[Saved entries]
○ ○ ○ ○ ○ ○ ○
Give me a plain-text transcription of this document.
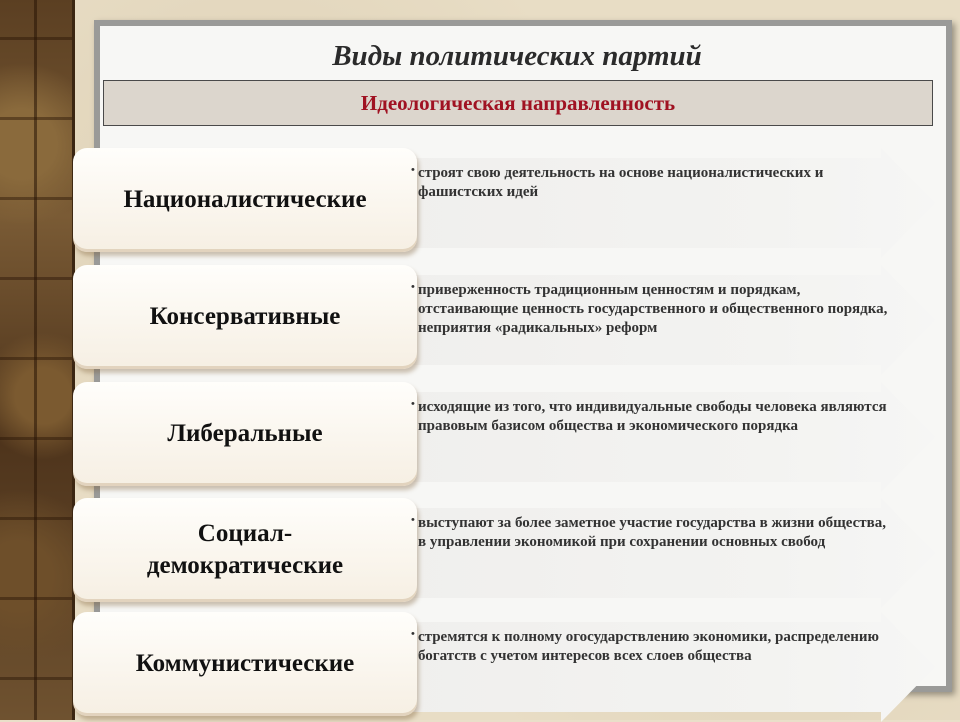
Виды политических партий
Идеологическая направленность
Националистические
• строят свою деятельность на основе националистических и фашистских идей
Консервативные
• приверженность традиционным ценностям и порядкам, отстаивающие ценность государственного и общественного порядка, неприятия «радикальных» реформ
Либеральные
• исходящие из того, что индивидуальные свободы человека являются правовым базисом общества и экономического порядка
Социал-демократические
• выступают за более заметное участие государства в жизни общества, в управлении экономикой при сохранении основных свобод
Коммунистические
• стремятся к полному огосударствлению экономики, распределению богатств с учетом интересов всех слоев общества
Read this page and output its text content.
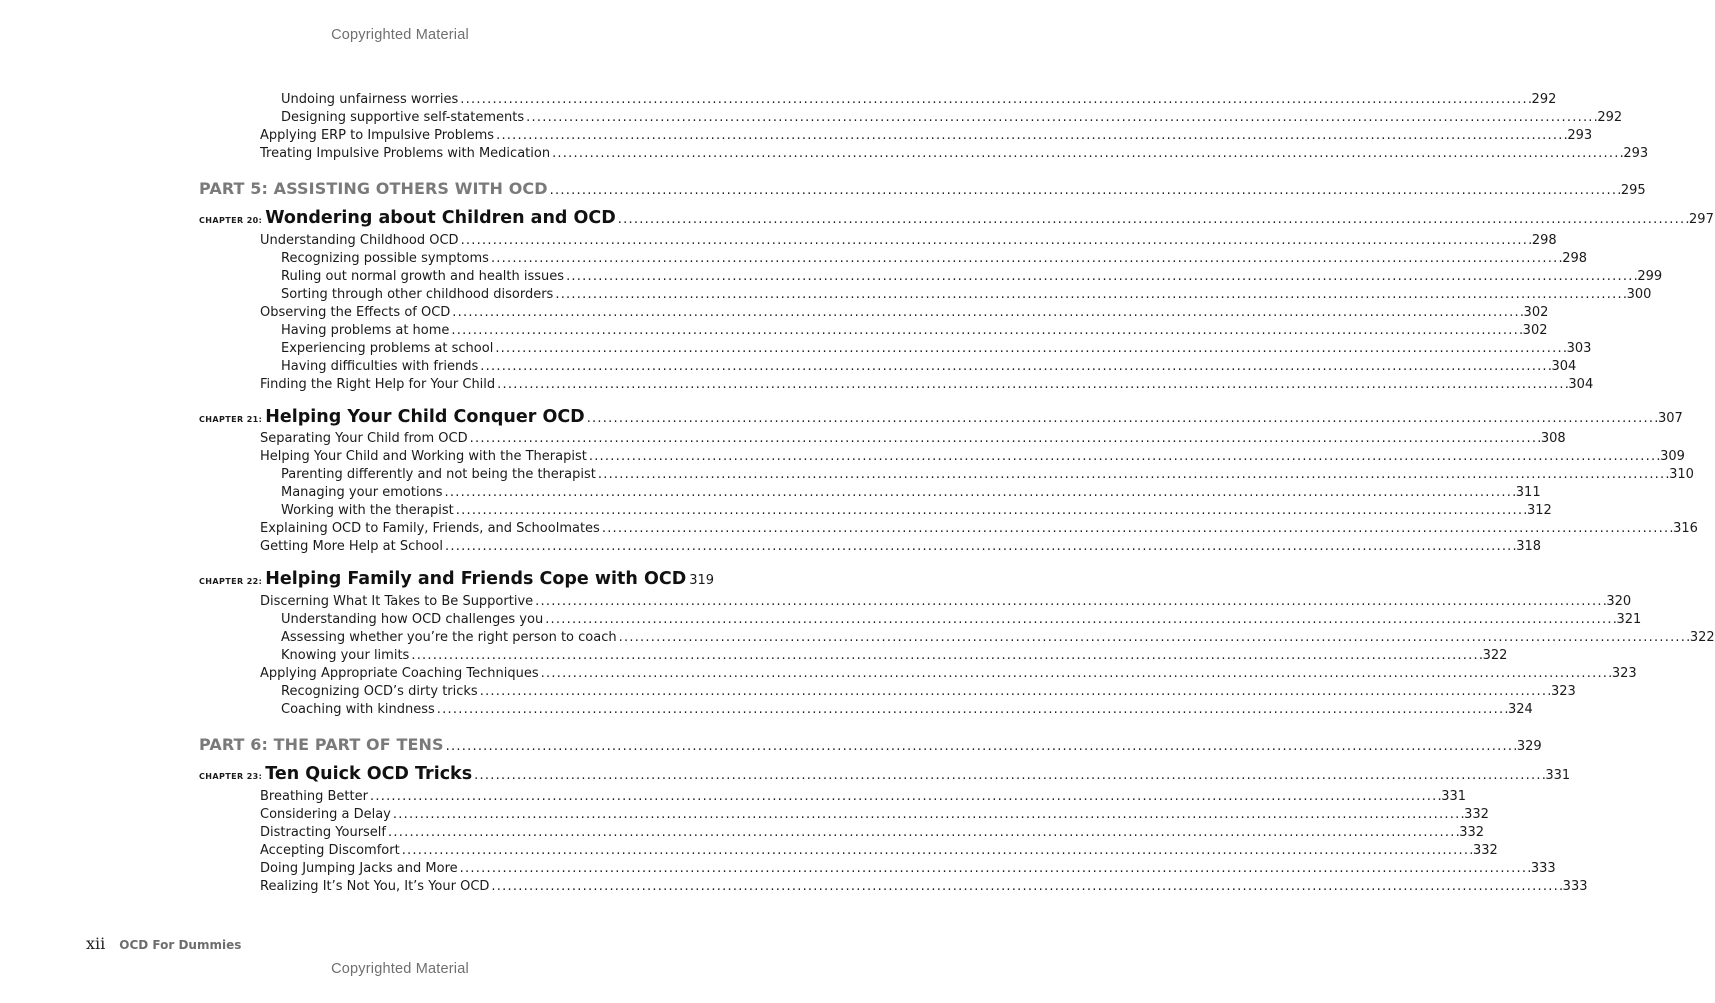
Copyrighted Material
Undoing unfairness worries . . .	292
Designing supportive self-statements . . .	292
Applying ERP to Impulsive Problems . . .	293
Treating Impulsive Problems with Medication . . .	293
PART 5: ASSISTING OTHERS WITH OCD . . .	295
CHAPTER 20: Wondering about Children and OCD . . .	297
Understanding Childhood OCD . . .	298
Recognizing possible symptoms . . .	298
Ruling out normal growth and health issues . . .	299
Sorting through other childhood disorders . . .	300
Observing the Effects of OCD . . .	302
Having problems at home . . .	302
Experiencing problems at school . . .	303
Having difficulties with friends . . .	304
Finding the Right Help for Your Child . . .	304
CHAPTER 21: Helping Your Child Conquer OCD . . .	307
Separating Your Child from OCD . . .	308
Helping Your Child and Working with the Therapist . . .	309
Parenting differently and not being the therapist . . .	310
Managing your emotions . . .	311
Working with the therapist . . .	312
Explaining OCD to Family, Friends, and Schoolmates . . .	316
Getting More Help at School . . .	318
CHAPTER 22: Helping Family and Friends Cope with OCD 319
Discerning What It Takes to Be Supportive . . .	320
Understanding how OCD challenges you . . .	321
Assessing whether you’re the right person to coach . . .	322
Knowing your limits . . .	322
Applying Appropriate Coaching Techniques . . .	323
Recognizing OCD’s dirty tricks . . .	323
Coaching with kindness . . .	324
PART 6: THE PART OF TENS . . .	329
CHAPTER 23: Ten Quick OCD Tricks . . .	331
Breathing Better . . .	331
Considering a Delay . . .	332
Distracting Yourself . . .	332
Accepting Discomfort . . .	332
Doing Jumping Jacks and More . . .	333
Realizing It’s Not You, It’s Your OCD . . .	333
xii OCD For Dummies
Copyrighted Material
○ ○ ○ ○ ○ ○ ○
● Set task: Show, from the listing above, each line that contains the word "text".

● Correct answer:
Give me a plain-text transcription of this document.
Read this page and output its text content.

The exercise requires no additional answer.